[Stored entries]
····················

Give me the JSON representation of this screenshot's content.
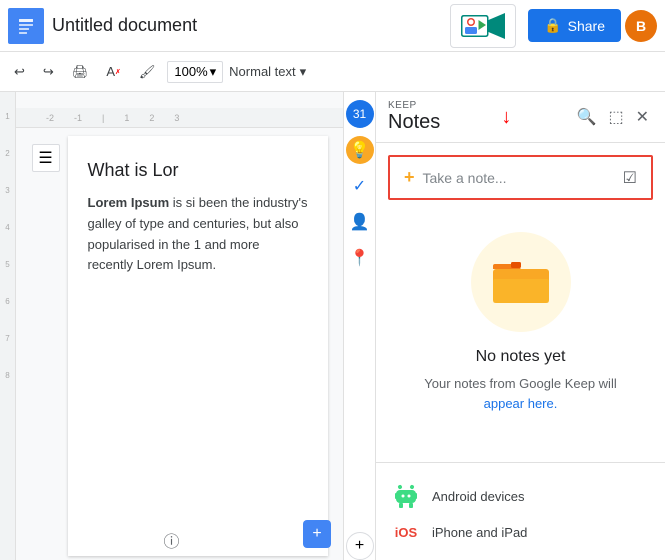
{
  "toolbar": {
    "docs_label": "Google Docs",
    "undo_label": "↩",
    "redo_label": "↪",
    "print_label": "🖨",
    "paint_label": "A",
    "format_label": "🖌",
    "zoom": "100%",
    "zoom_arrow": "▾",
    "normal_text": "Normal text",
    "share_label": "Share",
    "avatar_label": "B",
    "meet_label": "Meet"
  },
  "keep": {
    "keep_label": "KEEP",
    "notes_title": "Notes",
    "take_note_placeholder": "Take a note...",
    "no_notes_title": "No notes yet",
    "no_notes_desc_1": "Your notes from Google Keep will",
    "no_notes_desc_2": "appear here.",
    "device_android": "Android devices",
    "device_ios": "iPhone and iPad",
    "ios_label": "iOS"
  },
  "document": {
    "heading": "What is Lor",
    "paragraph": " is si been the industry's galley of type and centuries, but also popularised in the 1 and more recently Lorem Ipsum.",
    "bold_start": "Lorem Ipsum"
  }
}
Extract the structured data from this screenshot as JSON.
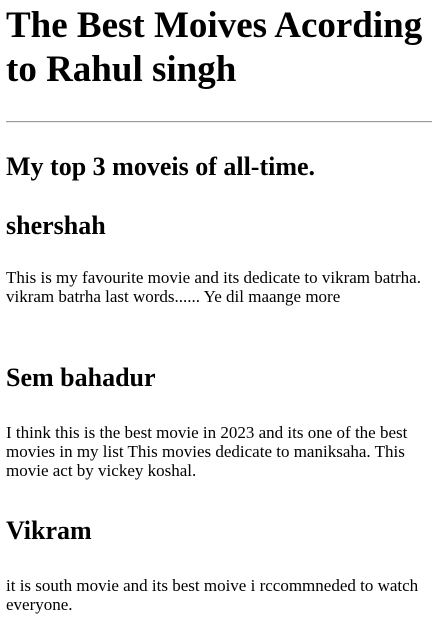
{
  "header": {
    "title": "The Best Moives Acording to Rahul singh"
  },
  "subtitle": "My top 3 moveis of all-time.",
  "movies": [
    {
      "title": "shershah",
      "description": "This is my favourite movie and its dedicate to vikram batrha. vikram batrha last words...... Ye dil maange more"
    },
    {
      "title": "Sem bahadur",
      "description": "I think this is the best movie in 2023 and its one of the best movies in my list This movies dedicate to maniksaha. This movie act by vickey koshal."
    },
    {
      "title": "Vikram",
      "description": "it is south movie and its best moive i rccommneded to watch everyone."
    }
  ]
}
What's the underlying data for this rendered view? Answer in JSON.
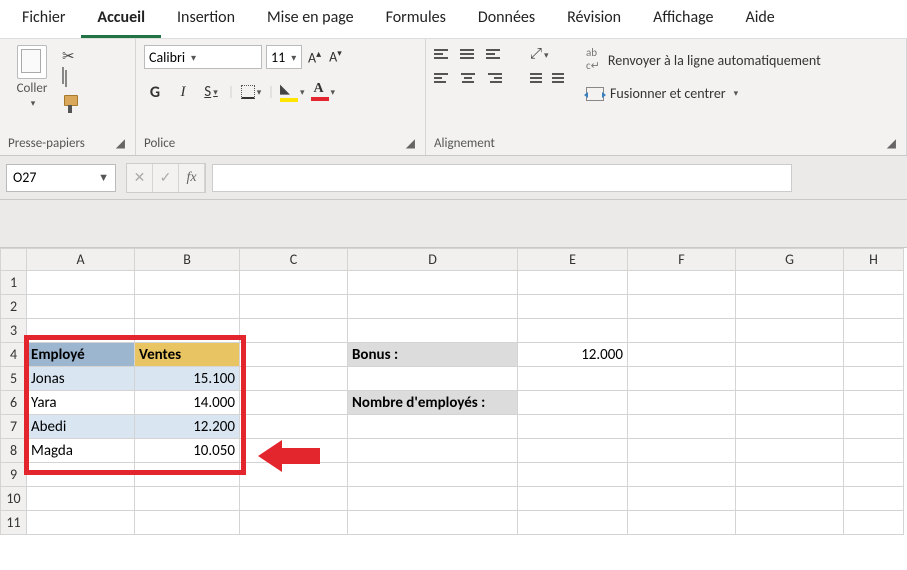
{
  "menu": {
    "file": "Fichier",
    "home": "Accueil",
    "insert": "Insertion",
    "layout": "Mise en page",
    "formulas": "Formules",
    "data": "Données",
    "review": "Révision",
    "view": "Affichage",
    "help": "Aide"
  },
  "ribbon": {
    "clipboard": {
      "paste": "Coller",
      "label": "Presse-papiers"
    },
    "font": {
      "name": "Calibri",
      "size": "11",
      "bold": "G",
      "italic": "I",
      "underline": "S",
      "label": "Police"
    },
    "align": {
      "wrap": "Renvoyer à la ligne automatiquement",
      "merge": "Fusionner et centrer",
      "label": "Alignement"
    }
  },
  "namebox": "O27",
  "columns": [
    "A",
    "B",
    "C",
    "D",
    "E",
    "F",
    "G",
    "H"
  ],
  "rows": [
    "1",
    "2",
    "3",
    "4",
    "5",
    "6",
    "7",
    "8",
    "9",
    "10",
    "11"
  ],
  "sheet": {
    "header_emp": "Employé",
    "header_sales": "Ventes",
    "bonus_label": "Bonus :",
    "bonus_value": "12.000",
    "count_label": "Nombre d'employés :",
    "employees": [
      {
        "name": "Jonas",
        "sales": "15.100"
      },
      {
        "name": "Yara",
        "sales": "14.000"
      },
      {
        "name": "Abedi",
        "sales": "12.200"
      },
      {
        "name": "Magda",
        "sales": "10.050"
      }
    ]
  }
}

····················

— What to produce —
The records shown above are to be repeated exactly, with the pictures left out.

— Output below —
Give me the JSON representation of this screenshot's content.
{
  "toolbar": {
    "docs_label": "Google Docs",
    "undo_label": "↩",
    "redo_label": "↪",
    "print_label": "🖨",
    "paint_label": "A",
    "format_label": "🖌",
    "zoom": "100%",
    "zoom_arrow": "▾",
    "normal_text": "Normal text",
    "share_label": "Share",
    "avatar_label": "B",
    "meet_label": "Meet"
  },
  "keep": {
    "keep_label": "KEEP",
    "notes_title": "Notes",
    "take_note_placeholder": "Take a note...",
    "no_notes_title": "No notes yet",
    "no_notes_desc_1": "Your notes from Google Keep will",
    "no_notes_desc_2": "appear here.",
    "device_android": "Android devices",
    "device_ios": "iPhone and iPad",
    "ios_label": "iOS"
  },
  "document": {
    "heading": "What is Lor",
    "paragraph": " is si been the industry's galley of type and centuries, but also popularised in the 1 and more recently Lorem Ipsum.",
    "bold_start": "Lorem Ipsum"
  }
}
Extract the structured data from this screenshot as JSON.
{
  "header": {
    "title": "The Best Moives Acording to Rahul singh"
  },
  "subtitle": "My top 3 moveis of all-time.",
  "movies": [
    {
      "title": "shershah",
      "description": "This is my favourite movie and its dedicate to vikram batrha. vikram batrha last words...... Ye dil maange more"
    },
    {
      "title": "Sem bahadur",
      "description": "I think this is the best movie in 2023 and its one of the best movies in my list This movies dedicate to maniksaha. This movie act by vickey koshal."
    },
    {
      "title": "Vikram",
      "description": "it is south movie and its best moive i rccommneded to watch everyone."
    }
  ]
}
What's the underlying data for this rendered view? Answer in JSON.
{
  "menu": {
    "file": "Fichier",
    "home": "Accueil",
    "insert": "Insertion",
    "layout": "Mise en page",
    "formulas": "Formules",
    "data": "Données",
    "review": "Révision",
    "view": "Affichage",
    "help": "Aide"
  },
  "ribbon": {
    "clipboard": {
      "paste": "Coller",
      "label": "Presse-papiers"
    },
    "font": {
      "name": "Calibri",
      "size": "11",
      "bold": "G",
      "italic": "I",
      "underline": "S",
      "label": "Police"
    },
    "align": {
      "wrap": "Renvoyer à la ligne automatiquement",
      "merge": "Fusionner et centrer",
      "label": "Alignement"
    }
  },
  "namebox": "O27",
  "columns": [
    "A",
    "B",
    "C",
    "D",
    "E",
    "F",
    "G",
    "H"
  ],
  "rows": [
    "1",
    "2",
    "3",
    "4",
    "5",
    "6",
    "7",
    "8",
    "9",
    "10",
    "11"
  ],
  "sheet": {
    "header_emp": "Employé",
    "header_sales": "Ventes",
    "bonus_label": "Bonus :",
    "bonus_value": "12.000",
    "count_label": "Nombre d'employés :",
    "employees": [
      {
        "name": "Jonas",
        "sales": "15.100"
      },
      {
        "name": "Yara",
        "sales": "14.000"
      },
      {
        "name": "Abedi",
        "sales": "12.200"
      },
      {
        "name": "Magda",
        "sales": "10.050"
      }
    ]
  }
}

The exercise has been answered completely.